What the exercise asks: Please list every pair of commonly confused words named in the article on confusing word pairs below, giving each pair once.

Document:
10 Confusing Word pairs that seem like synonyms but actually aren’t

Nov 14, 2016 | Language

English language, with its vast vocabulary and peculiar nuances, can play with your head at times and cause confusion. In this article, we look at some of the most commonly confused words and help you understand how to use them correctly.

Is the weather good? Or should it be climate?

Is she jealous of her? Or is she envious?

Am I disinterested in the subject? Or am I uninterested?

For a lot of us who speak English, especially non-native speakers, such word dilemmas are quite common. Some word pairs look alike (affect vs effect), some sound alike (loose vs lose) and some seem to be synonyms (jealous vs envious); yet, they all have different meanings and are quite often used incorrectly, sometimes with embarrassing consequences. Also, those of us who rely heavily on spell checkers and grammar checking software, won’t get much help from them in such cases of misused words. It is, therefore, a good idea to take the rough path and understand the differences between these seemingly interchangeable words. In this article, we will help you understand some of the commonly confused word pairs that cause people problems.

Raw data:
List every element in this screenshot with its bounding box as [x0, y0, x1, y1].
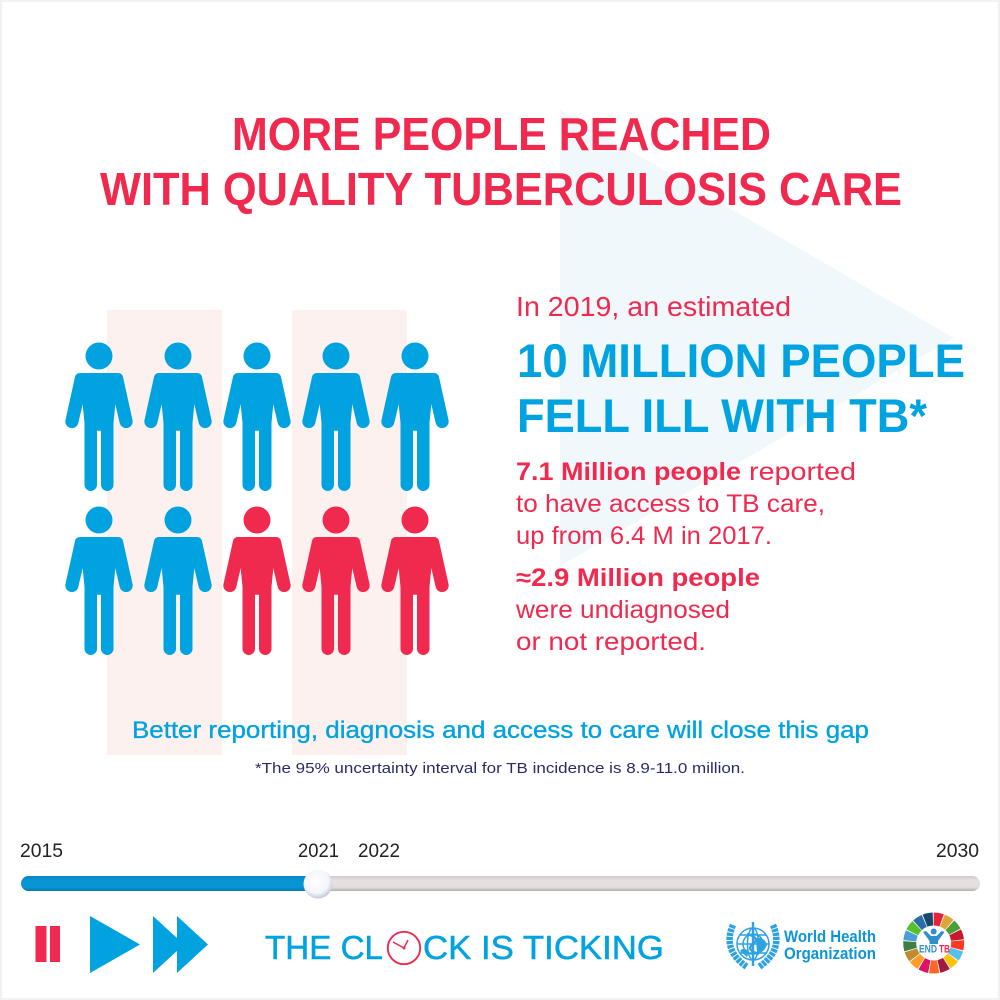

Full response:
weather / climate
jealous / envious
disinterested / uninterested
affect / effect
loose / lose